Output all the data exactly. Pictures do not belong in the copy.

PROVIDED INFORMATION:

[start]

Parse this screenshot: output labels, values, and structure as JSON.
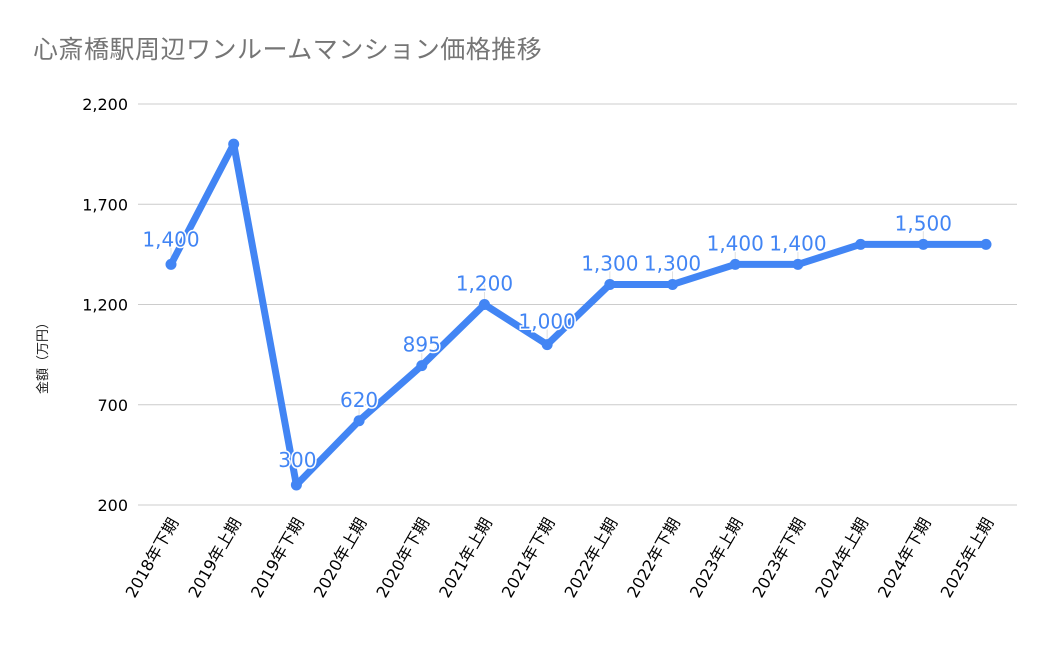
{
  "chart_data": {
    "type": "line",
    "title": "心斎橋駅周辺ワンルームマンション価格推移",
    "xlabel": "",
    "ylabel": "金額（万円）",
    "categories": [
      "2018年下期",
      "2019年上期",
      "2019年下期",
      "2020年上期",
      "2020年下期",
      "2021年上期",
      "2021年下期",
      "2022年上期",
      "2022年下期",
      "2023年上期",
      "2023年下期",
      "2024年上期",
      "2024年下期",
      "2025年上期"
    ],
    "series": [
      {
        "name": "金額（万円）",
        "values": [
          1400,
          2000,
          300,
          620,
          895,
          1200,
          1000,
          1300,
          1300,
          1400,
          1400,
          1500,
          1500,
          1500
        ],
        "data_labels": [
          "1,400",
          "",
          "300",
          "620",
          "895",
          "1,200",
          "1,000",
          "1,300",
          "1,300",
          "1,400",
          "1,400",
          "",
          "1,500",
          ""
        ],
        "color": "#4285f4"
      }
    ],
    "ylim": [
      200,
      2200
    ],
    "yticks": [
      200,
      700,
      1200,
      1700,
      2200
    ],
    "ytick_labels": [
      "200",
      "700",
      "1,200",
      "1,700",
      "2,200"
    ],
    "grid": true,
    "legend": "none"
  },
  "colors": {
    "line": "#4285f4",
    "label": "#4285f4",
    "grid": "#cccccc",
    "title": "#757575",
    "axis_text": "#000000"
  }
}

[end]

SOLUTION TO THIS EXERCISE:
Parse this screenshot: output labels, values, and structure as JSON.
{
  "chart_data": {
    "type": "line",
    "title": "心斎橋駅周辺ワンルームマンション価格推移",
    "xlabel": "",
    "ylabel": "金額（万円）",
    "categories": [
      "2018年下期",
      "2019年上期",
      "2019年下期",
      "2020年上期",
      "2020年下期",
      "2021年上期",
      "2021年下期",
      "2022年上期",
      "2022年下期",
      "2023年上期",
      "2023年下期",
      "2024年上期",
      "2024年下期",
      "2025年上期"
    ],
    "series": [
      {
        "name": "金額（万円）",
        "values": [
          1400,
          2000,
          300,
          620,
          895,
          1200,
          1000,
          1300,
          1300,
          1400,
          1400,
          1500,
          1500,
          1500
        ],
        "data_labels": [
          "1,400",
          "",
          "300",
          "620",
          "895",
          "1,200",
          "1,000",
          "1,300",
          "1,300",
          "1,400",
          "1,400",
          "",
          "1,500",
          ""
        ],
        "color": "#4285f4"
      }
    ],
    "ylim": [
      200,
      2200
    ],
    "yticks": [
      200,
      700,
      1200,
      1700,
      2200
    ],
    "ytick_labels": [
      "200",
      "700",
      "1,200",
      "1,700",
      "2,200"
    ],
    "grid": true,
    "legend": "none"
  },
  "colors": {
    "line": "#4285f4",
    "label": "#4285f4",
    "grid": "#cccccc",
    "title": "#757575",
    "axis_text": "#000000"
  }
}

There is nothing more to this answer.